* Start EXERCISE INPUTS *

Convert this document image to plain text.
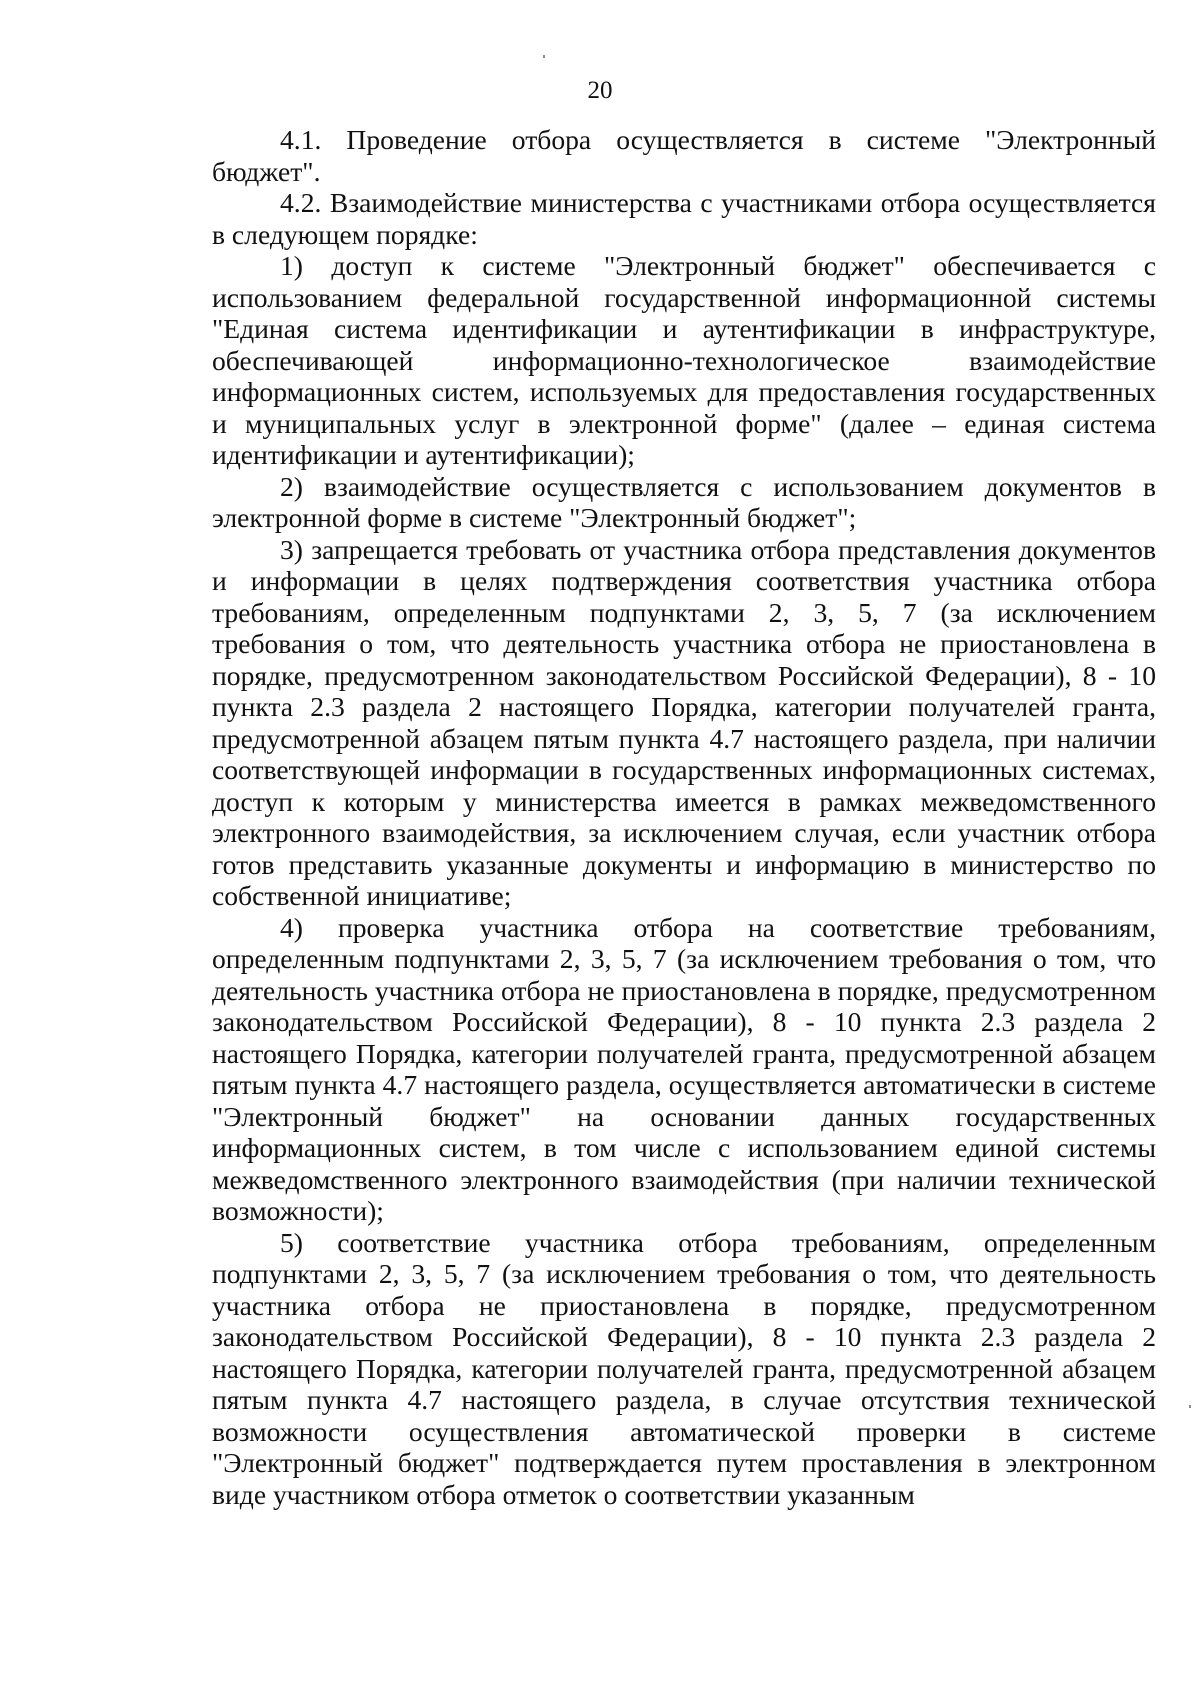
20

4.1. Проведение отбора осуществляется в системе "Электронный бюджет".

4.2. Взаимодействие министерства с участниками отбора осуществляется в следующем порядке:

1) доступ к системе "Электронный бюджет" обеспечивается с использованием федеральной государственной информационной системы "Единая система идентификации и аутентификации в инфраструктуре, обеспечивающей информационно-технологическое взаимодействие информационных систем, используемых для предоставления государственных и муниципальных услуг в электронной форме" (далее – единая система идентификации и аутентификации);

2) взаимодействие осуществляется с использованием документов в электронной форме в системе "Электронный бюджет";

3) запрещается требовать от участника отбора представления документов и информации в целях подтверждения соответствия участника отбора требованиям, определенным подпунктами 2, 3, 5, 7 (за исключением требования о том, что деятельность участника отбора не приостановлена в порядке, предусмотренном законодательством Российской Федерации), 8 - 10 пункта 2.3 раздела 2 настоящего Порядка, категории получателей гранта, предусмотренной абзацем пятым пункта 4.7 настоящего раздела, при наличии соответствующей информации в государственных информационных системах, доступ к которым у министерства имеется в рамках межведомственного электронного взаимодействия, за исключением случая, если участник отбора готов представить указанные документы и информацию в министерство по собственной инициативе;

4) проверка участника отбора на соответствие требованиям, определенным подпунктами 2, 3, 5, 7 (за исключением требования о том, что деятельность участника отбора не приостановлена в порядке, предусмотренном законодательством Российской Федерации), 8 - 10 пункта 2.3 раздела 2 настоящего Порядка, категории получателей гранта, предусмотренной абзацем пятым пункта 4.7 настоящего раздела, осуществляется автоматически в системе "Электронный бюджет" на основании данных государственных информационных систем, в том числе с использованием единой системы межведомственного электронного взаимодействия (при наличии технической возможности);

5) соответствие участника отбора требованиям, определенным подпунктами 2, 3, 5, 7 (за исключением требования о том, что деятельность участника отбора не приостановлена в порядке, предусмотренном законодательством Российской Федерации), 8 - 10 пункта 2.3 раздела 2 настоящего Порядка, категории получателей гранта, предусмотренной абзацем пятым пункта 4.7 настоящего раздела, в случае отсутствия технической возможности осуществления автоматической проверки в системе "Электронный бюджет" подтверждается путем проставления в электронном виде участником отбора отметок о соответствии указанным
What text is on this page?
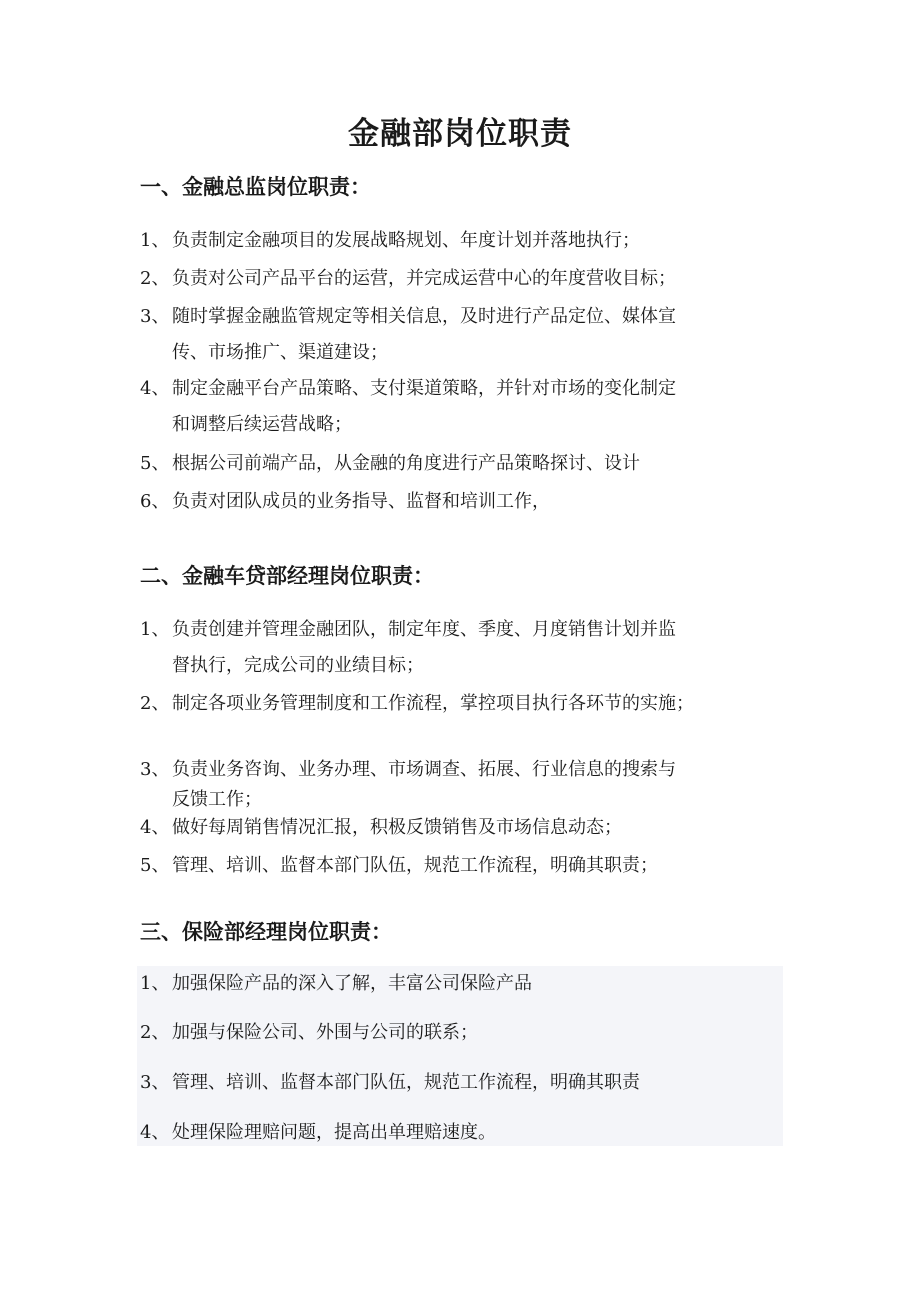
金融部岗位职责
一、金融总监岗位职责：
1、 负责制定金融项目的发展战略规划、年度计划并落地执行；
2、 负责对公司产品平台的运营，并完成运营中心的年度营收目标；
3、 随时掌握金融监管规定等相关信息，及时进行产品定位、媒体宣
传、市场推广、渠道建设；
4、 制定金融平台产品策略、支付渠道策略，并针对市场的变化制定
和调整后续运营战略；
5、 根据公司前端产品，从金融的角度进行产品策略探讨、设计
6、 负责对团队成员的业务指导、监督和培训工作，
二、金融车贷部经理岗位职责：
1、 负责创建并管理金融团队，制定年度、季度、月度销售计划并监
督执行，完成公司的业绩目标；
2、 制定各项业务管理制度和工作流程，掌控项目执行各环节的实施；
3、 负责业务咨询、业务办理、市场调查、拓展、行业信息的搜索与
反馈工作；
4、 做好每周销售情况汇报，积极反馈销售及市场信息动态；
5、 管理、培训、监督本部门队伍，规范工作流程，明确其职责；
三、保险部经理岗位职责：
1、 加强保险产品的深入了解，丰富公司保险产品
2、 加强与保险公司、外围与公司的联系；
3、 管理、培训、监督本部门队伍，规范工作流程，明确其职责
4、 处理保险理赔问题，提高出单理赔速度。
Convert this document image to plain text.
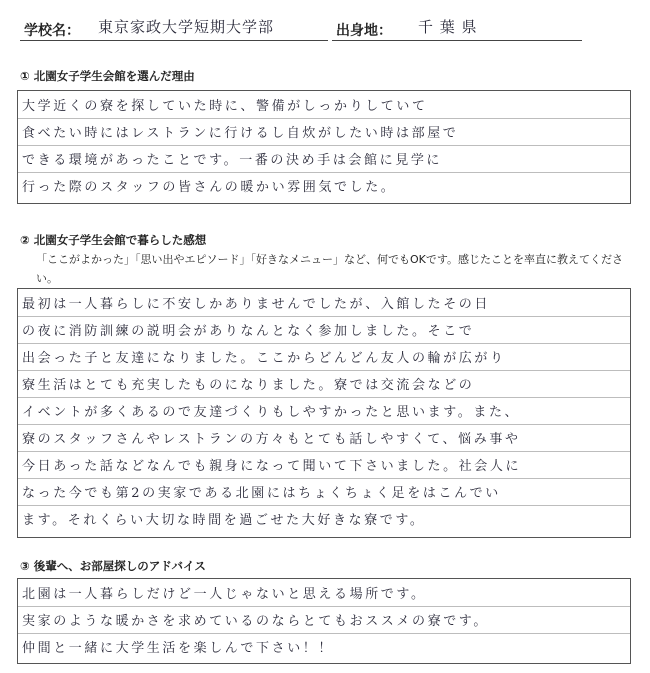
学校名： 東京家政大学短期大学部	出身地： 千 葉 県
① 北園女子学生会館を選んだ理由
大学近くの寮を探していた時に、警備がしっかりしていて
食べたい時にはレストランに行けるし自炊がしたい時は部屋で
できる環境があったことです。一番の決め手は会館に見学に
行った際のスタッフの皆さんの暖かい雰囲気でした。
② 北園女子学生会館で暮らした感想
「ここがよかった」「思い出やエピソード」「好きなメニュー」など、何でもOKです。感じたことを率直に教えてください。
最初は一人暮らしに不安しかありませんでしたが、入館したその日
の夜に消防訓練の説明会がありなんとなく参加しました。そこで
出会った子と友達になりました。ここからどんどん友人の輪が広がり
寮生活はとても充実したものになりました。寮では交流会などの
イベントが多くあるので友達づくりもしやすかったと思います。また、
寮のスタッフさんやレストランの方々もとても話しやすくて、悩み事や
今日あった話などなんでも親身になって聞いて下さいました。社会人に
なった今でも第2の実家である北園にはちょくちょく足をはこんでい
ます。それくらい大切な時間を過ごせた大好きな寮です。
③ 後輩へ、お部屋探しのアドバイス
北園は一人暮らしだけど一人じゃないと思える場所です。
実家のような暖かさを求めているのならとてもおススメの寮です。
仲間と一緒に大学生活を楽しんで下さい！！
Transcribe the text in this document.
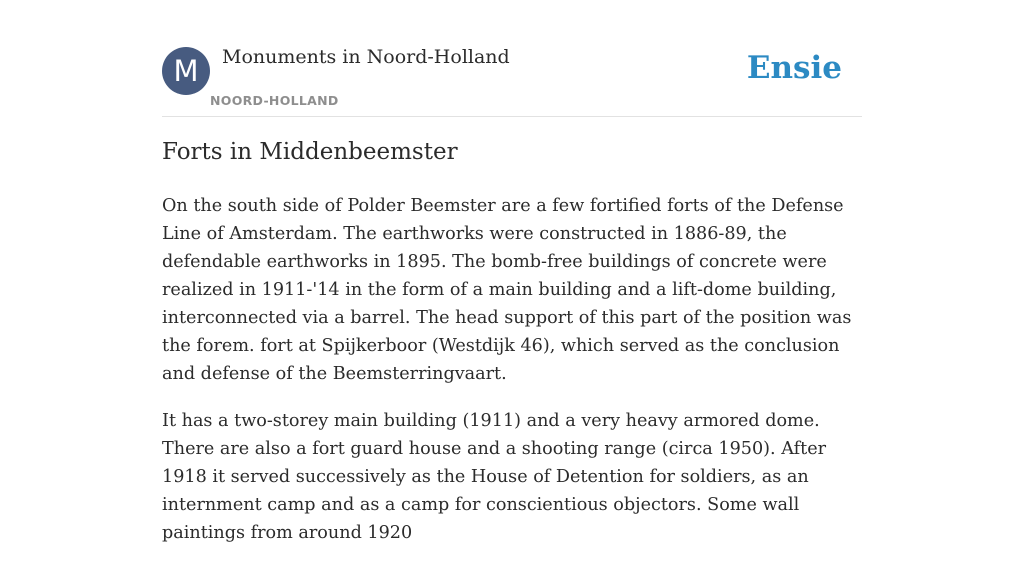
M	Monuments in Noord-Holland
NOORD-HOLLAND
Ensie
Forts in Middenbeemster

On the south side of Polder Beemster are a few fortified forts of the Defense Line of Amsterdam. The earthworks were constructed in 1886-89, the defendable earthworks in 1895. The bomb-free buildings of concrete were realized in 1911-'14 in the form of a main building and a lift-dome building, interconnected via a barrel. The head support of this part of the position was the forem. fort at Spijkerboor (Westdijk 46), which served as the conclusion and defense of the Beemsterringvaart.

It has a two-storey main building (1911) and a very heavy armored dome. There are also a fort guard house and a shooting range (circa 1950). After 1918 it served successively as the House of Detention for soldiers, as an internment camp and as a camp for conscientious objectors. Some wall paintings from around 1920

* End EXERCISE INPUTS *

Reproduce each line exactly, please, except for any pictures.

Convert this document image to plain text.
20

4.1. Проведение отбора осуществляется в системе "Электронный бюджет".

4.2. Взаимодействие министерства с участниками отбора осуществляется в следующем порядке:

1) доступ к системе "Электронный бюджет" обеспечивается с использованием федеральной государственной информационной системы "Единая система идентификации и аутентификации в инфраструктуре, обеспечивающей информационно-технологическое взаимодействие информационных систем, используемых для предоставления государственных и муниципальных услуг в электронной форме" (далее – единая система идентификации и аутентификации);

2) взаимодействие осуществляется с использованием документов в электронной форме в системе "Электронный бюджет";

3) запрещается требовать от участника отбора представления документов и информации в целях подтверждения соответствия участника отбора требованиям, определенным подпунктами 2, 3, 5, 7 (за исключением требования о том, что деятельность участника отбора не приостановлена в порядке, предусмотренном законодательством Российской Федерации), 8 - 10 пункта 2.3 раздела 2 настоящего Порядка, категории получателей гранта, предусмотренной абзацем пятым пункта 4.7 настоящего раздела, при наличии соответствующей информации в государственных информационных системах, доступ к которым у министерства имеется в рамках межведомственного электронного взаимодействия, за исключением случая, если участник отбора готов представить указанные документы и информацию в министерство по собственной инициативе;

4) проверка участника отбора на соответствие требованиям, определенным подпунктами 2, 3, 5, 7 (за исключением требования о том, что деятельность участника отбора не приостановлена в порядке, предусмотренном законодательством Российской Федерации), 8 - 10 пункта 2.3 раздела 2 настоящего Порядка, категории получателей гранта, предусмотренной абзацем пятым пункта 4.7 настоящего раздела, осуществляется автоматически в системе "Электронный бюджет" на основании данных государственных информационных систем, в том числе с использованием единой системы межведомственного электронного взаимодействия (при наличии технической возможности);

5) соответствие участника отбора требованиям, определенным подпунктами 2, 3, 5, 7 (за исключением требования о том, что деятельность участника отбора не приостановлена в порядке, предусмотренном законодательством Российской Федерации), 8 - 10 пункта 2.3 раздела 2 настоящего Порядка, категории получателей гранта, предусмотренной абзацем пятым пункта 4.7 настоящего раздела, в случае отсутствия технической возможности осуществления автоматической проверки в системе "Электронный бюджет" подтверждается путем проставления в электронном виде участником отбора отметок о соответствии указанным
What text is on this page?
金融部岗位职责
一、金融总监岗位职责：
1、 负责制定金融项目的发展战略规划、年度计划并落地执行；
2、 负责对公司产品平台的运营，并完成运营中心的年度营收目标；
3、 随时掌握金融监管规定等相关信息，及时进行产品定位、媒体宣
传、市场推广、渠道建设；
4、 制定金融平台产品策略、支付渠道策略，并针对市场的变化制定
和调整后续运营战略；
5、 根据公司前端产品，从金融的角度进行产品策略探讨、设计
6、 负责对团队成员的业务指导、监督和培训工作，
二、金融车贷部经理岗位职责：
1、 负责创建并管理金融团队，制定年度、季度、月度销售计划并监
督执行，完成公司的业绩目标；
2、 制定各项业务管理制度和工作流程，掌控项目执行各环节的实施；
3、 负责业务咨询、业务办理、市场调查、拓展、行业信息的搜索与
反馈工作；
4、 做好每周销售情况汇报，积极反馈销售及市场信息动态；
5、 管理、培训、监督本部门队伍，规范工作流程，明确其职责；
三、保险部经理岗位职责：
1、 加强保险产品的深入了解，丰富公司保险产品
2、 加强与保险公司、外围与公司的联系；
3、 管理、培训、监督本部门队伍，规范工作流程，明确其职责
4、 处理保险理赔问题，提高出单理赔速度。
Convert this document image to plain text.
学校名： 東京家政大学短期大学部	出身地： 千 葉 県
① 北園女子学生会館を選んだ理由
大学近くの寮を探していた時に、警備がしっかりしていて
食べたい時にはレストランに行けるし自炊がしたい時は部屋で
できる環境があったことです。一番の決め手は会館に見学に
行った際のスタッフの皆さんの暖かい雰囲気でした。
② 北園女子学生会館で暮らした感想
「ここがよかった」「思い出やエピソード」「好きなメニュー」など、何でもOKです。感じたことを率直に教えてください。
最初は一人暮らしに不安しかありませんでしたが、入館したその日
の夜に消防訓練の説明会がありなんとなく参加しました。そこで
出会った子と友達になりました。ここからどんどん友人の輪が広がり
寮生活はとても充実したものになりました。寮では交流会などの
イベントが多くあるので友達づくりもしやすかったと思います。また、
寮のスタッフさんやレストランの方々もとても話しやすくて、悩み事や
今日あった話などなんでも親身になって聞いて下さいました。社会人に
なった今でも第2の実家である北園にはちょくちょく足をはこんでい
ます。それくらい大切な時間を過ごせた大好きな寮です。
③ 後輩へ、お部屋探しのアドバイス
北園は一人暮らしだけど一人じゃないと思える場所です。
実家のような暖かさを求めているのならとてもおススメの寮です。
仲間と一緒に大学生活を楽しんで下さい！！
Transcribe the text in this document.
M	Monuments in Noord-Holland
NOORD-HOLLAND
Ensie
Forts in Middenbeemster

On the south side of Polder Beemster are a few fortified forts of the Defense Line of Amsterdam. The earthworks were constructed in 1886-89, the defendable earthworks in 1895. The bomb-free buildings of concrete were realized in 1911-'14 in the form of a main building and a lift-dome building, interconnected via a barrel. The head support of this part of the position was the forem. fort at Spijkerboor (Westdijk 46), which served as the conclusion and defense of the Beemsterringvaart.

It has a two-storey main building (1911) and a very heavy armored dome. There are also a fort guard house and a shooting range (circa 1950). After 1918 it served successively as the House of Detention for soldiers, as an internment camp and as a camp for conscientious objectors. Some wall paintings from around 1920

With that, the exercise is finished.